Aim of the exercise:
Every entry should be repeated exactly. Omit the pictures.

Data records:
+ + +
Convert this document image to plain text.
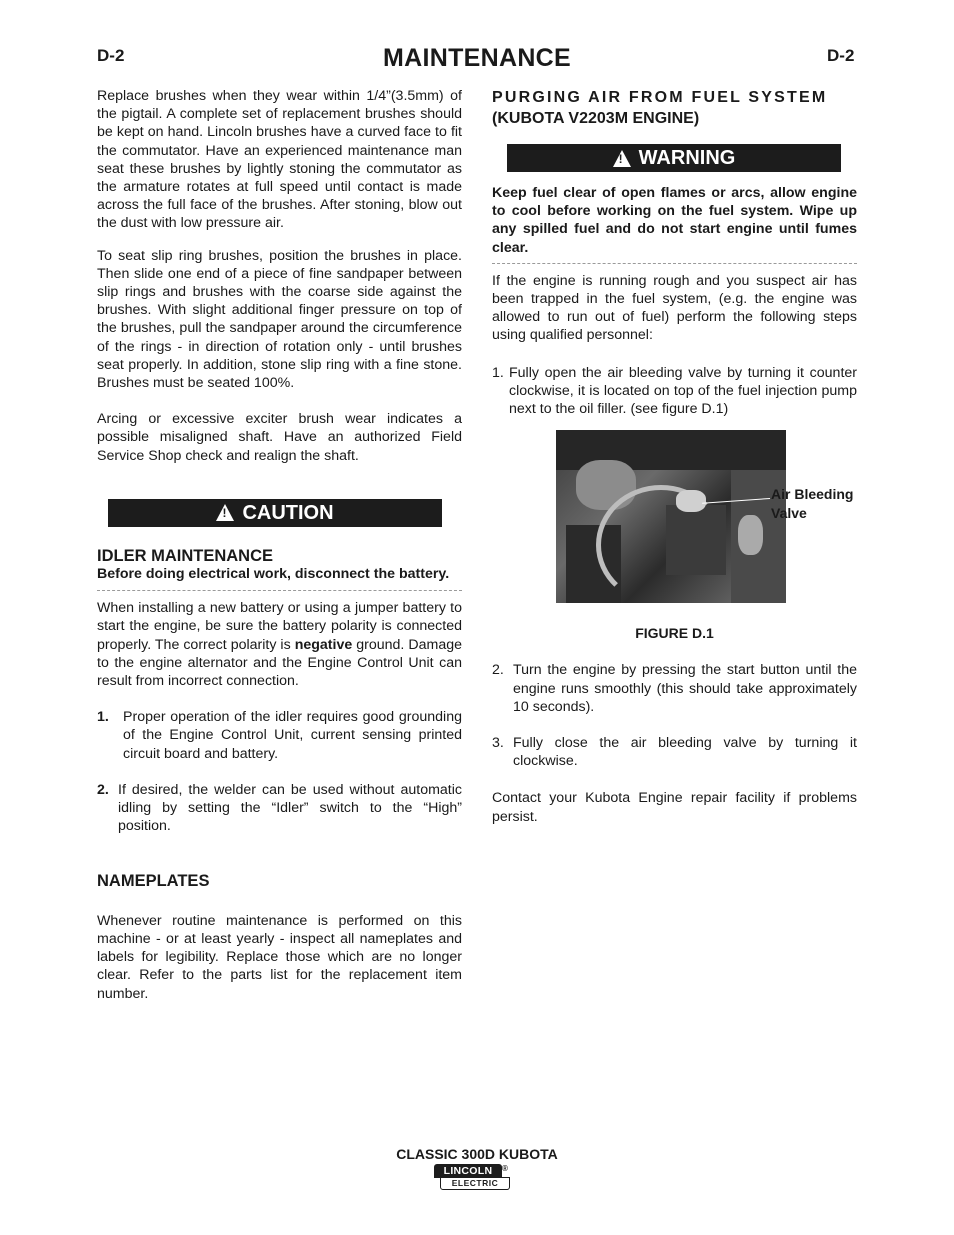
D-2	MAINTENANCE	D-2

Replace brushes when they wear within 1/4”(3.5mm) of the pigtail. A complete set of replacement brushes should be kept on hand. Lincoln brushes have a curved face to fit the commutator. Have an experienced maintenance man seat these brushes by lightly stoning the commutator as the armature rotates at full speed until contact is made across the full face of the brushes. After stoning, blow out the dust with low pressure air.

To seat slip ring brushes, position the brushes in place. Then slide one end of a piece of fine sandpaper between slip rings and brushes with the coarse side against the brushes. With slight additional finger pressure on top of the brushes, pull the sandpaper around the circumference of the rings - in direction of rotation only - until brushes seat properly. In addition, stone slip ring with a fine stone. Brushes must be seated 100%.

Arcing or excessive exciter brush wear indicates a possible misaligned shaft. Have an authorized Field Service Shop check and realign the shaft.

! CAUTION
IDLER MAINTENANCE

Before doing electrical work, disconnect the battery.

When installing a new battery or using a jumper battery to start the engine, be sure the battery polarity is connected properly. The correct polarity is negative ground. Damage to the engine alternator and the Engine Control Unit can result from incorrect connection.

1. Proper operation of the idler requires good grounding of the Engine Control Unit, current sensing printed circuit board and battery.
2. If desired, the welder can be used without automatic idling by setting the “Idler” switch to the “High” position.
NAMEPLATES

Whenever routine maintenance is performed on this machine - or at least yearly - inspect all nameplates and labels for legibility. Replace those which are no longer clear. Refer to the parts list for the replacement item number.

PURGING AIR FROM FUEL SYSTEM
(KUBOTA V2203M ENGINE)
! WARNING

Keep fuel clear of open flames or arcs, allow engine to cool before working on the fuel system. Wipe up any spilled fuel and do not start engine until fumes clear.

If the engine is running rough and you suspect air has been trapped in the fuel system, (e.g. the engine was allowed to run out of fuel) perform the following steps using qualified personnel:

1. Fully open the air bleeding valve by turning it counter clockwise, it is located on top of the fuel injection pump next to the oil filler. (see figure D.1)
Air Bleeding
Valve
FIGURE D.1
2. Turn the engine by pressing the start button until the engine runs smoothly (this should take approximately 10 seconds).
3. Fully close the air bleeding valve by turning it clockwise.

Contact your Kubota Engine repair facility if problems persist.

CLASSIC 300D KUBOTA
LINCOLN
ELECTRIC
®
+ + +
Response to the task:
Convert this document image to plain text.
D-2	MAINTENANCE	D-2

Replace brushes when they wear within 1/4”(3.5mm) of the pigtail. A complete set of replacement brushes should be kept on hand. Lincoln brushes have a curved face to fit the commutator. Have an experienced maintenance man seat these brushes by lightly stoning the commutator as the armature rotates at full speed until contact is made across the full face of the brushes. After stoning, blow out the dust with low pressure air.

To seat slip ring brushes, position the brushes in place. Then slide one end of a piece of fine sandpaper between slip rings and brushes with the coarse side against the brushes. With slight additional finger pressure on top of the brushes, pull the sandpaper around the circumference of the rings - in direction of rotation only - until brushes seat properly. In addition, stone slip ring with a fine stone. Brushes must be seated 100%.

Arcing or excessive exciter brush wear indicates a possible misaligned shaft. Have an authorized Field Service Shop check and realign the shaft.

! CAUTION
IDLER MAINTENANCE

Before doing electrical work, disconnect the battery.

When installing a new battery or using a jumper battery to start the engine, be sure the battery polarity is connected properly. The correct polarity is negative ground. Damage to the engine alternator and the Engine Control Unit can result from incorrect connection.

1. Proper operation of the idler requires good grounding of the Engine Control Unit, current sensing printed circuit board and battery.
2. If desired, the welder can be used without automatic idling by setting the “Idler” switch to the “High” position.
NAMEPLATES

Whenever routine maintenance is performed on this machine - or at least yearly - inspect all nameplates and labels for legibility. Replace those which are no longer clear. Refer to the parts list for the replacement item number.

PURGING AIR FROM FUEL SYSTEM
(KUBOTA V2203M ENGINE)
! WARNING

Keep fuel clear of open flames or arcs, allow engine to cool before working on the fuel system. Wipe up any spilled fuel and do not start engine until fumes clear.

If the engine is running rough and you suspect air has been trapped in the fuel system, (e.g. the engine was allowed to run out of fuel) perform the following steps using qualified personnel:

1. Fully open the air bleeding valve by turning it counter clockwise, it is located on top of the fuel injection pump next to the oil filler. (see figure D.1)
Air Bleeding
Valve
FIGURE D.1
2. Turn the engine by pressing the start button until the engine runs smoothly (this should take approximately 10 seconds).
3. Fully close the air bleeding valve by turning it clockwise.

Contact your Kubota Engine repair facility if problems persist.

CLASSIC 300D KUBOTA
LINCOLN
ELECTRIC
®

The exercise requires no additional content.